-- Task brief --
Please set down only the lines from the one containing "Parse this screenshot: output" through the end of the entries below, exactly, minus any pictures.

Start of Extracted records

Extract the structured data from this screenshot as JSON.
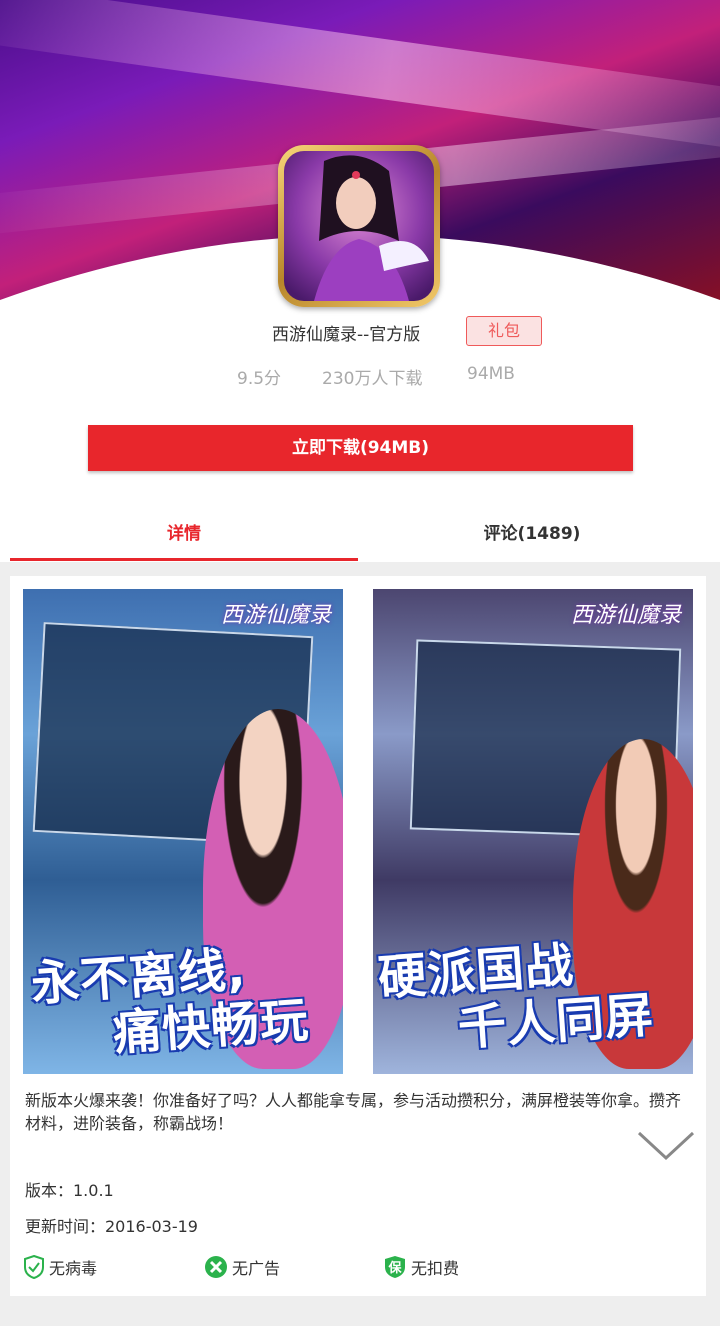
{
  "app": {
    "name": "西游仙魔录--官方版",
    "gift_label": "礼包",
    "rating": "9.5分",
    "downloads": "230万人下载",
    "size": "94MB"
  },
  "download_button": "立即下载(94MB)",
  "tabs": [
    {
      "label": "详情",
      "active": true
    },
    {
      "label": "评论(1489)",
      "active": false
    }
  ],
  "screenshots": [
    {
      "logo": "西游仙魔录",
      "caption_line1": "永不离线,",
      "caption_line2": "痛快畅玩"
    },
    {
      "logo": "西游仙魔录",
      "caption_line1": "硬派国战",
      "caption_line2": "千人同屏"
    }
  ],
  "description": "新版本火爆来袭！你准备好了吗？人人都能拿专属，参与活动攒积分，满屏橙装等你拿。攒齐材料，进阶装备，称霸战场！",
  "info": {
    "version": "版本：1.0.1",
    "updated": "更新时间：2016-03-19"
  },
  "badges": {
    "virus": "无病毒",
    "ads": "无广告",
    "fee": "无扣费",
    "fee_icon_char": "保"
  },
  "colors": {
    "accent": "#e8262c",
    "badge_green": "#2bb24c"
  }
}
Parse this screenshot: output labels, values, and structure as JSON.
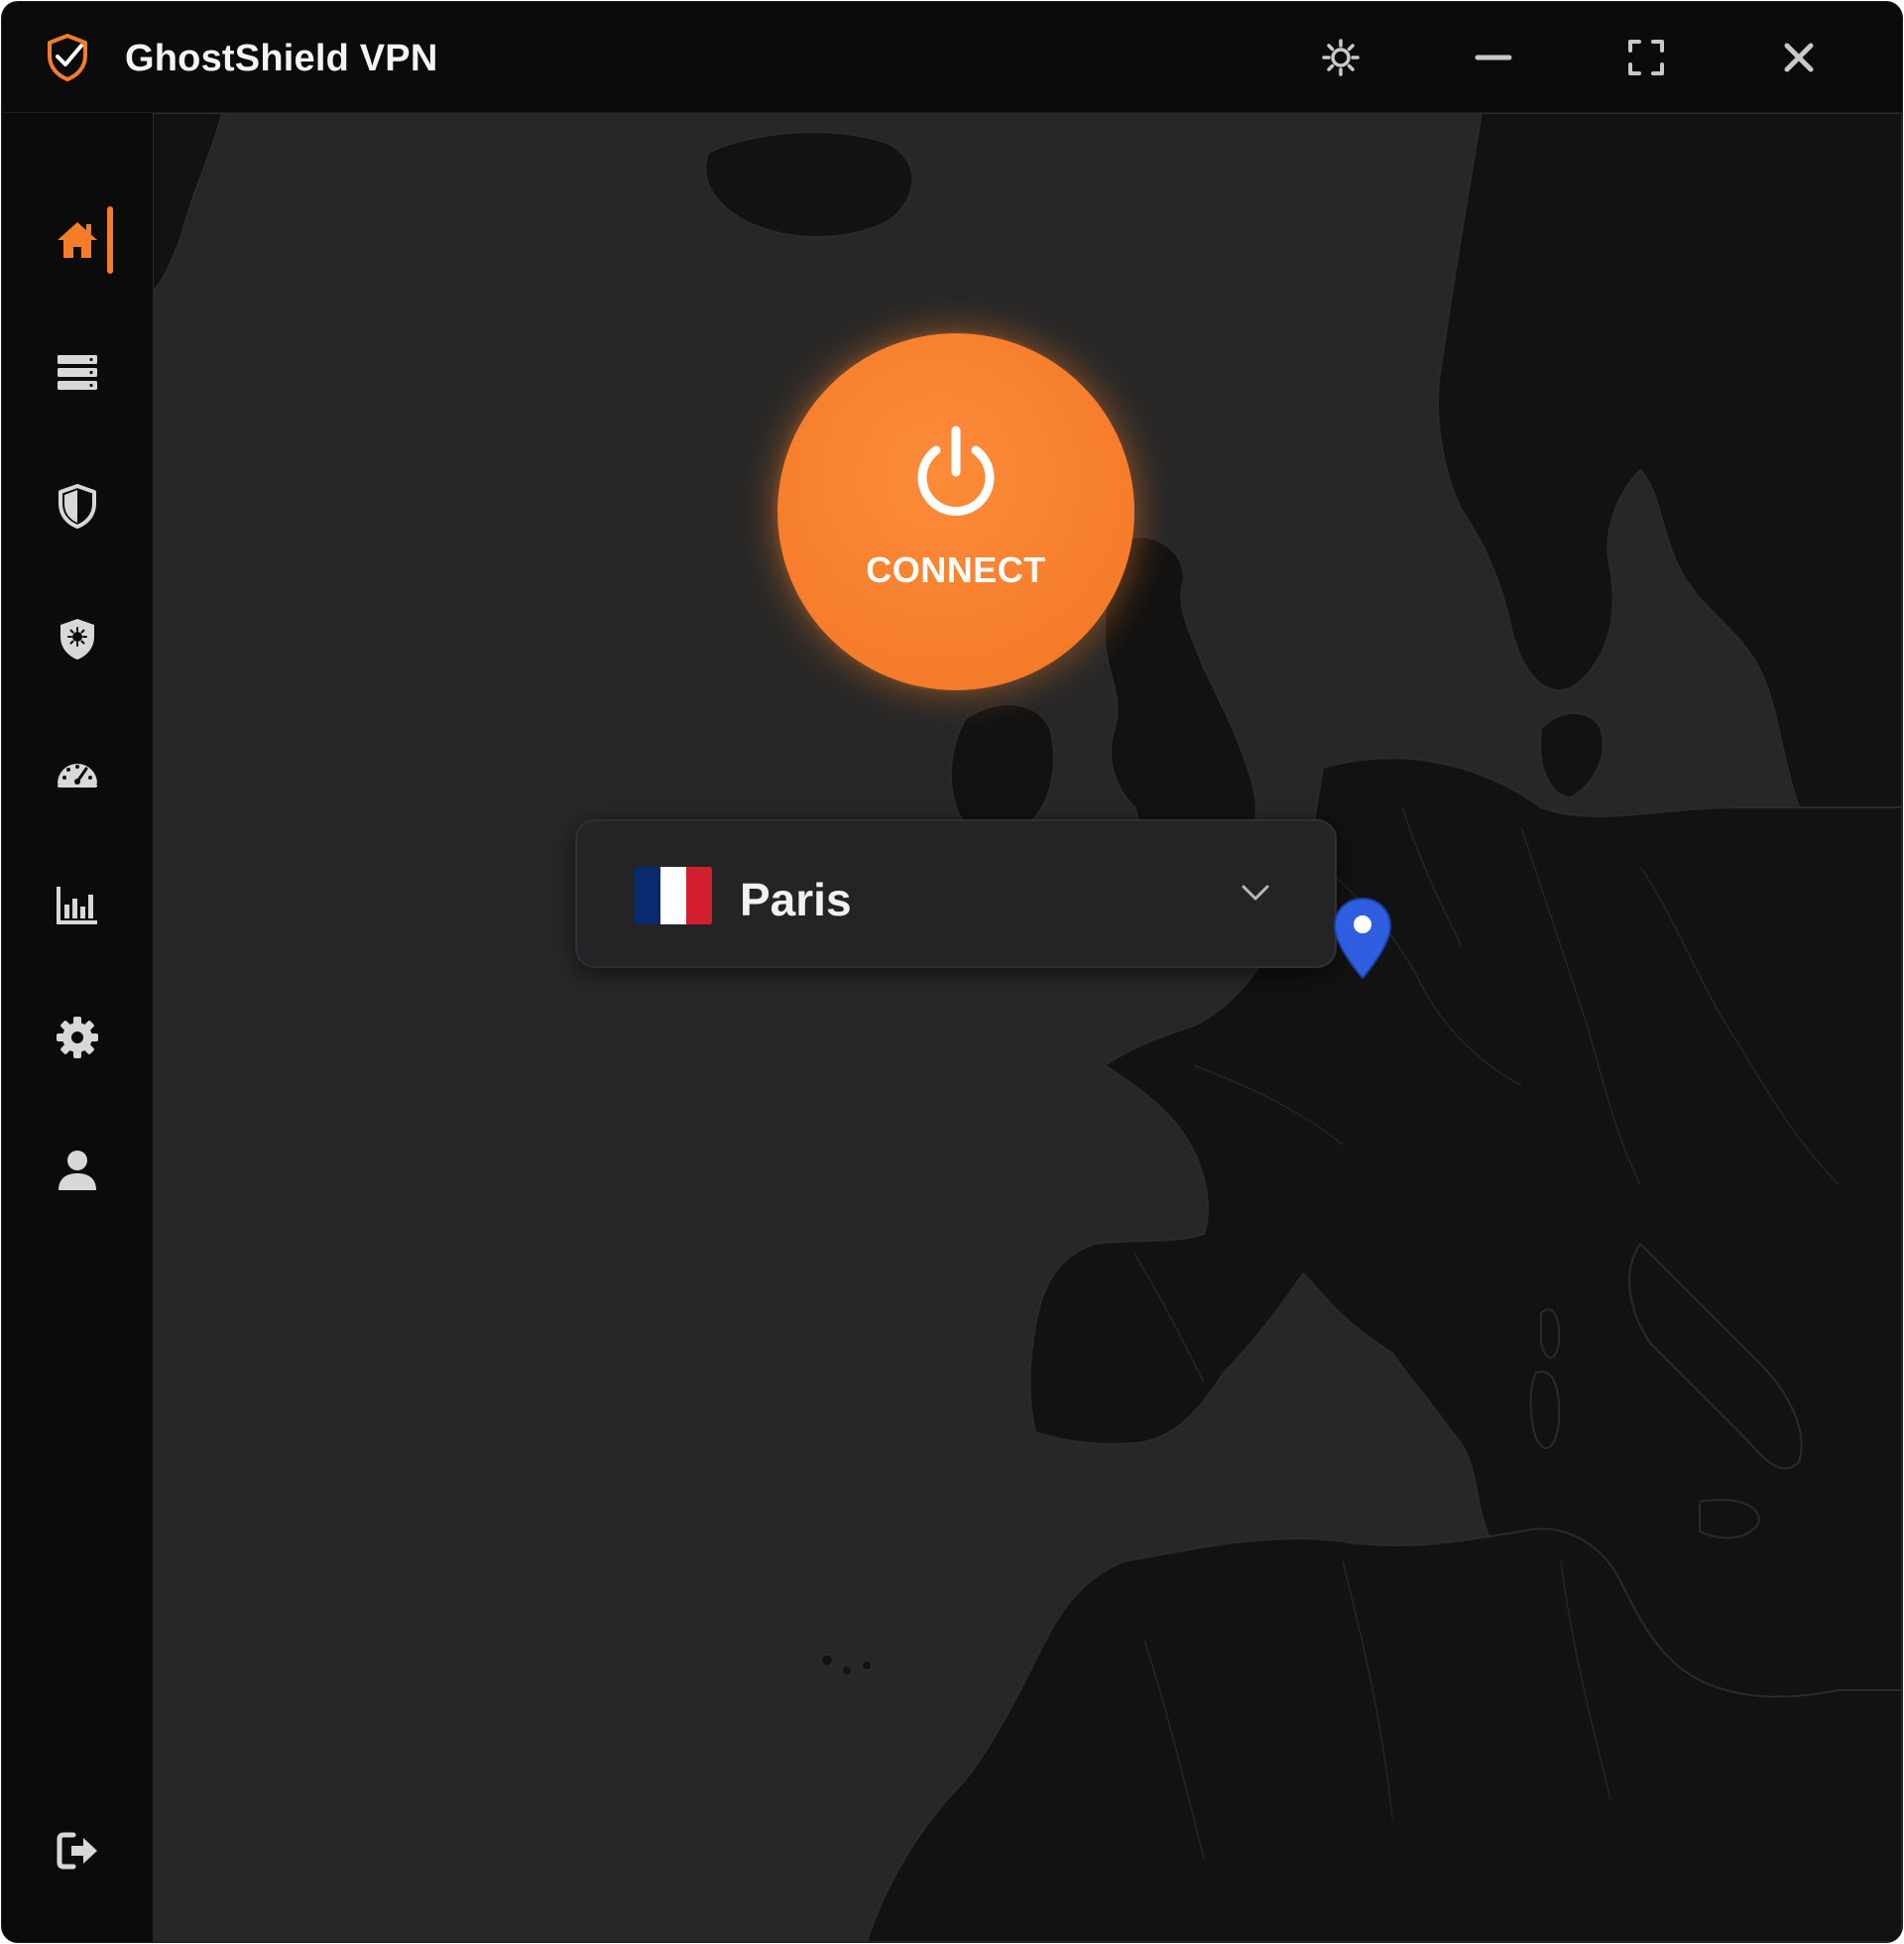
{
  "app": {
    "title": "GhostShield VPN",
    "accent_color": "#f57d2a",
    "logo_icon": "shield-check-icon"
  },
  "titlebar": {
    "buttons": [
      {
        "name": "theme-toggle",
        "icon": "sun-icon"
      },
      {
        "name": "minimize",
        "icon": "minimize-icon"
      },
      {
        "name": "fullscreen",
        "icon": "fullscreen-icon"
      },
      {
        "name": "close",
        "icon": "close-icon"
      }
    ]
  },
  "sidebar": {
    "items": [
      {
        "name": "home",
        "icon": "home-icon",
        "active": true
      },
      {
        "name": "servers",
        "icon": "server-list-icon",
        "active": false
      },
      {
        "name": "protection",
        "icon": "shield-icon",
        "active": false
      },
      {
        "name": "threat-protection",
        "icon": "shield-virus-icon",
        "active": false
      },
      {
        "name": "speed-test",
        "icon": "speedometer-icon",
        "active": false
      },
      {
        "name": "statistics",
        "icon": "bar-chart-icon",
        "active": false
      },
      {
        "name": "settings",
        "icon": "gear-icon",
        "active": false
      },
      {
        "name": "account",
        "icon": "user-icon",
        "active": false
      }
    ],
    "bottom_item": {
      "name": "logout",
      "icon": "logout-icon"
    }
  },
  "connect": {
    "label": "CONNECT",
    "icon": "power-icon",
    "color": "#f67e2c"
  },
  "location": {
    "name": "Paris",
    "flag_icon": "france-flag-icon",
    "flag_colors": [
      "#0a2a6e",
      "#ffffff",
      "#d21f2f"
    ],
    "dropdown_icon": "chevron-down-icon"
  },
  "map": {
    "pin_icon": "map-pin-icon",
    "pin_color": "#2f5fe0"
  }
}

End of Extracted records

-- Answer to this task --
Parse this screenshot: output labels, values, and structure as JSON.
{
  "app": {
    "title": "GhostShield VPN",
    "accent_color": "#f57d2a",
    "logo_icon": "shield-check-icon"
  },
  "titlebar": {
    "buttons": [
      {
        "name": "theme-toggle",
        "icon": "sun-icon"
      },
      {
        "name": "minimize",
        "icon": "minimize-icon"
      },
      {
        "name": "fullscreen",
        "icon": "fullscreen-icon"
      },
      {
        "name": "close",
        "icon": "close-icon"
      }
    ]
  },
  "sidebar": {
    "items": [
      {
        "name": "home",
        "icon": "home-icon",
        "active": true
      },
      {
        "name": "servers",
        "icon": "server-list-icon",
        "active": false
      },
      {
        "name": "protection",
        "icon": "shield-icon",
        "active": false
      },
      {
        "name": "threat-protection",
        "icon": "shield-virus-icon",
        "active": false
      },
      {
        "name": "speed-test",
        "icon": "speedometer-icon",
        "active": false
      },
      {
        "name": "statistics",
        "icon": "bar-chart-icon",
        "active": false
      },
      {
        "name": "settings",
        "icon": "gear-icon",
        "active": false
      },
      {
        "name": "account",
        "icon": "user-icon",
        "active": false
      }
    ],
    "bottom_item": {
      "name": "logout",
      "icon": "logout-icon"
    }
  },
  "connect": {
    "label": "CONNECT",
    "icon": "power-icon",
    "color": "#f67e2c"
  },
  "location": {
    "name": "Paris",
    "flag_icon": "france-flag-icon",
    "flag_colors": [
      "#0a2a6e",
      "#ffffff",
      "#d21f2f"
    ],
    "dropdown_icon": "chevron-down-icon"
  },
  "map": {
    "pin_icon": "map-pin-icon",
    "pin_color": "#2f5fe0"
  }
}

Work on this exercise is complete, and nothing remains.